_Enunciado A_. Transcreva do parecer o trecho que começa em "Processo n°: CON" e termina em "tipo de provimento.".
_Enunciado B_. Traduza para o inglês esta frase do parecer: "Na oficialização do ato de dispensa, a servidora deverá receber indenização substitutiva correspondente à remuneração desde a exoneração até cinco meses após o parto."

_Fonte_.
================================

ESTADO DE SANTA CATARINA
    TRIBUNAL DE CONTAS DO ESTADO
    CONSULTORIA GERAL

Processo n°: CON - 08/00467620
Origem: Câmara Municipal de Joinville
Interessado: Fabio Alexandre Dalonso
Assunto: Consulta
Parecer n° COG-601/08

Exoneração. Servidora detentora de cargo comissionado. Estado de gravidez. Estabilidade provisória. Indenização.

O estado de gravidez de servidora detentora de cargo em comissão não configura impedimento à sua exoneração, a qualquer tempo, pela autoridade que a nomeou, pois é justamente esta faculdade que caracteriza a precariedade de tal tipo de provimento.

Na oficialização do ato de dispensa, a servidora deverá receber indenização substitutiva correspondente à remuneração desde a exoneração até cinco meses após o parto.

================================

_Material extraído_.
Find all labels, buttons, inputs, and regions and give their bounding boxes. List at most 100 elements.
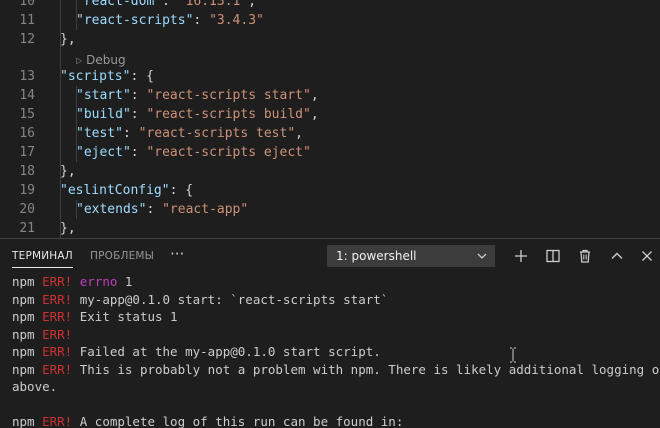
terminal-line: npm ERR! This is probably not a problem … (12, 361, 660, 379)
indent-guide (76, 0, 77, 11)
punctuation: }, (60, 32, 76, 47)
err-label: ERR! (42, 274, 73, 289)
npm-prefix: above. (12, 379, 58, 394)
line-number: 17 (19, 145, 35, 160)
indent-guide (76, 86, 77, 105)
chevron-up-icon[interactable] (607, 246, 627, 266)
chevron-down-icon (476, 246, 488, 272)
npm-prefix: npm (12, 344, 43, 359)
message-text: This is probably not a problem with npm.… (72, 361, 660, 377)
err-label: ERR! (42, 309, 73, 324)
message-text (72, 274, 80, 289)
errno-label: errno (79, 274, 118, 289)
punctuation: : (169, 183, 186, 198)
punctuation: : (130, 107, 147, 122)
npm-prefix: npm (12, 274, 43, 289)
json-string: "react-scripts eject" (146, 145, 311, 160)
punctuation: }, (60, 221, 76, 236)
punctuation: : (130, 88, 147, 103)
punctuation: }, (60, 164, 76, 179)
punctuation: : (122, 126, 139, 141)
code-text: "test": "react-scripts test", (76, 124, 303, 143)
json-string: "react-app" (162, 202, 249, 217)
panel-header: ТЕРМИНАЛ ПРОБЛЕМЫ ··· 1: powershell (0, 239, 660, 273)
punctuation: { (146, 69, 154, 84)
json-string: "react-scripts build" (146, 107, 311, 122)
code-text: "build": "react-scripts build", (76, 105, 319, 124)
terminal-line: npm ERR! Failed at the my-app@0.1.0 star… (12, 343, 660, 361)
tab-problems[interactable]: ПРОБЛЕМЫ (90, 239, 154, 273)
punctuation: : (130, 69, 147, 84)
json-key: "eject" (76, 145, 131, 160)
json-string: "3.4.3" (209, 13, 264, 28)
code-text: "start": "react-scripts start", (76, 86, 319, 105)
split-icon[interactable] (543, 246, 563, 266)
json-key: "eslintConfig" (60, 183, 170, 198)
line-number: 20 (19, 202, 35, 217)
terminal-line: npm ERR! (12, 326, 660, 344)
code-text: "react-dom": "16.13.1", (76, 0, 256, 11)
indent-guide (76, 124, 77, 143)
terminal-panel: ТЕРМИНАЛ ПРОБЛЕМЫ ··· 1: powershell npm … (0, 238, 660, 428)
json-key: "start" (76, 88, 131, 103)
json-string: "16.13.1" (177, 0, 249, 9)
npm-prefix: npm (12, 414, 43, 428)
line-number: 10 (19, 0, 35, 9)
line-number: 12 (19, 32, 35, 47)
json-key: "test" (76, 126, 123, 141)
json-key: "react-scripts" (76, 13, 194, 28)
npm-prefix: npm (12, 326, 43, 342)
more-actions-icon[interactable]: ··· (170, 239, 184, 273)
json-string: "react-scripts test" (138, 126, 296, 141)
close-icon[interactable] (637, 246, 657, 266)
line-number: 16 (19, 126, 35, 141)
npm-prefix: npm (12, 291, 43, 307)
line-number: 14 (19, 88, 35, 103)
terminal-output[interactable]: npm ERR! errno 1 npm ERR! my-app@0.1.0 st… (12, 273, 660, 428)
err-label: ERR! (42, 361, 73, 377)
punctuation: : (193, 13, 210, 28)
terminal-line: npm ERR! A complete log of this run can … (12, 413, 660, 428)
code-text: }, (60, 30, 76, 49)
message-text: my-app@0.1.0 start: `react-scripts start… (72, 291, 389, 307)
code-editor[interactable]: ▷ Debug 10 "react-dom": "16.13.1", 11 "react… (0, 0, 660, 238)
line-number: 11 (19, 13, 35, 28)
json-key: "react-dom" (76, 0, 163, 9)
message-text: Failed at the my-app@0.1.0 start script. (72, 344, 381, 359)
terminal-line: above. (12, 378, 660, 396)
terminal-select[interactable]: 1: powershell (327, 245, 495, 267)
indent-guide (76, 200, 77, 219)
indent-guide (60, 0, 61, 238)
code-text: }, (60, 162, 76, 181)
code-text: }, (60, 219, 76, 238)
json-key: "build" (76, 107, 131, 122)
punctuation: : (162, 0, 178, 9)
message-text: A complete log of this run can be found … (72, 414, 404, 428)
terminal-line: npm ERR! my-app@0.1.0 start: `react-scri… (12, 291, 660, 309)
line-number: 21 (19, 221, 35, 236)
code-text: "eject": "react-scripts eject" (76, 143, 311, 162)
punctuation: , (295, 126, 303, 141)
npm-prefix: npm (12, 361, 43, 377)
plus-icon[interactable] (511, 246, 531, 266)
indent-guide (76, 105, 77, 124)
json-string: "react-scripts start" (146, 88, 311, 103)
punctuation: , (310, 107, 319, 122)
code-text: "scripts": { (60, 67, 154, 86)
tab-terminal[interactable]: ТЕРМИНАЛ (12, 239, 73, 273)
terminal-line: npm ERR! Exit status 1 (12, 308, 660, 326)
trash-icon[interactable] (575, 246, 595, 266)
json-key: "extends" (76, 202, 147, 217)
line-number: 15 (19, 107, 35, 122)
play-icon: ▷ (76, 56, 83, 65)
code-text: "eslintConfig": { (60, 181, 193, 200)
terminal-line: npm ERR! errno 1 (12, 273, 660, 291)
punctuation: : (146, 202, 163, 217)
punctuation: , (248, 0, 257, 9)
punctuation: , (310, 88, 319, 103)
indent-guide (76, 143, 77, 162)
code-text: "extends": "react-app" (76, 200, 248, 219)
text-cursor-icon (510, 347, 516, 363)
line-number: 18 (19, 164, 35, 179)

================================

_Resposta escrita A_.
Processo n°: CON - 08/00467620
Origem: Câmara Municipal de Joinville
Interessado: Fabio Alexandre Dalonso
Assunto: Consulta
Parecer n° COG-601/08

Exoneração. Servidora detentora de cargo comissionado. Estado de gravidez. Estabilidade provisória. Indenização.

O estado de gravidez de servidora detentora de cargo em comissão não configura impedimento à sua exoneração, a qualquer tempo, pela autoridade que a nomeou, pois é justamente esta faculdade que caracteriza a precariedade de tal tipo de provimento.

_Resposta escrita B_. Upon formalization of the act of dismissal, the public servant shall receive substitute compensation corresponding to her pay from the date of dismissal until five months after childbirth.